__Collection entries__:
━━━━━━━━━━━━━━━━━━━━
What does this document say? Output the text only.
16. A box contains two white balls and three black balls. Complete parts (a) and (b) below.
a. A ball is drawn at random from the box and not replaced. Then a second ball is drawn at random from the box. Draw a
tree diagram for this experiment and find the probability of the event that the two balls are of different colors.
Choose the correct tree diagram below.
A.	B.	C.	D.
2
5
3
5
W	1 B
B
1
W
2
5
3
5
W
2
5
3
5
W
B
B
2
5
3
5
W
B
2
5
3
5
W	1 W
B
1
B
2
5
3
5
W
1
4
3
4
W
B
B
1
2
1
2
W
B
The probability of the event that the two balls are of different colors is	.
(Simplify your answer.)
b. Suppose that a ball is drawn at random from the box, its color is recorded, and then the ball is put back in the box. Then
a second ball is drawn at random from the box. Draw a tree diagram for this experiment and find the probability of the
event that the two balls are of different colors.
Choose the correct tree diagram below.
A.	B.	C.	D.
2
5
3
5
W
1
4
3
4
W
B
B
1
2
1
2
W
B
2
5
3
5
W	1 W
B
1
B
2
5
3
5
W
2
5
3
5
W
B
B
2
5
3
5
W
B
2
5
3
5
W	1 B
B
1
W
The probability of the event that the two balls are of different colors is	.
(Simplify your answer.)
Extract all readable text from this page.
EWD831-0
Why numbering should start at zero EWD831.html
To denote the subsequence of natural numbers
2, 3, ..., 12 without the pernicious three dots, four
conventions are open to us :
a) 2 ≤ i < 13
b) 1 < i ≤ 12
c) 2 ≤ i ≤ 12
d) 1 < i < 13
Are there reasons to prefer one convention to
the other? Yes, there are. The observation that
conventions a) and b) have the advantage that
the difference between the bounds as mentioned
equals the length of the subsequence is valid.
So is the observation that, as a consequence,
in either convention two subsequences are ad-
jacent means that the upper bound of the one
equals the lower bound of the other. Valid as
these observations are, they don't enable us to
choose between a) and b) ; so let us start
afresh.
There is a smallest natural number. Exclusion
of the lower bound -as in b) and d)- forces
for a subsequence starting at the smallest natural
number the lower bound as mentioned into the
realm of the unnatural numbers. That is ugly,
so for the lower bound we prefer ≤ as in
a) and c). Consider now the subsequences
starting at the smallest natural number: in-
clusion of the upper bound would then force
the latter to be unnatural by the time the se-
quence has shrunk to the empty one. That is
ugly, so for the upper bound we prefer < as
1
━━━━━━━━━━━━━━━━━━━━
__TASK TO CARRY OUT__: Using the records above, select and copy every line that has the word "from".

__RESPONSE TO THIS EXERCISE__:
a. A ball is drawn at random from the box and not replaced. Then a second ball is drawn at random from the box. Draw a
b. Suppose that a ball is drawn at random from the box, its color is recorded, and then the ball is put back in the box. Then
a second ball is drawn at random from the box. Draw a tree diagram for this experiment and find the probability of the
Extract all readable text from this page.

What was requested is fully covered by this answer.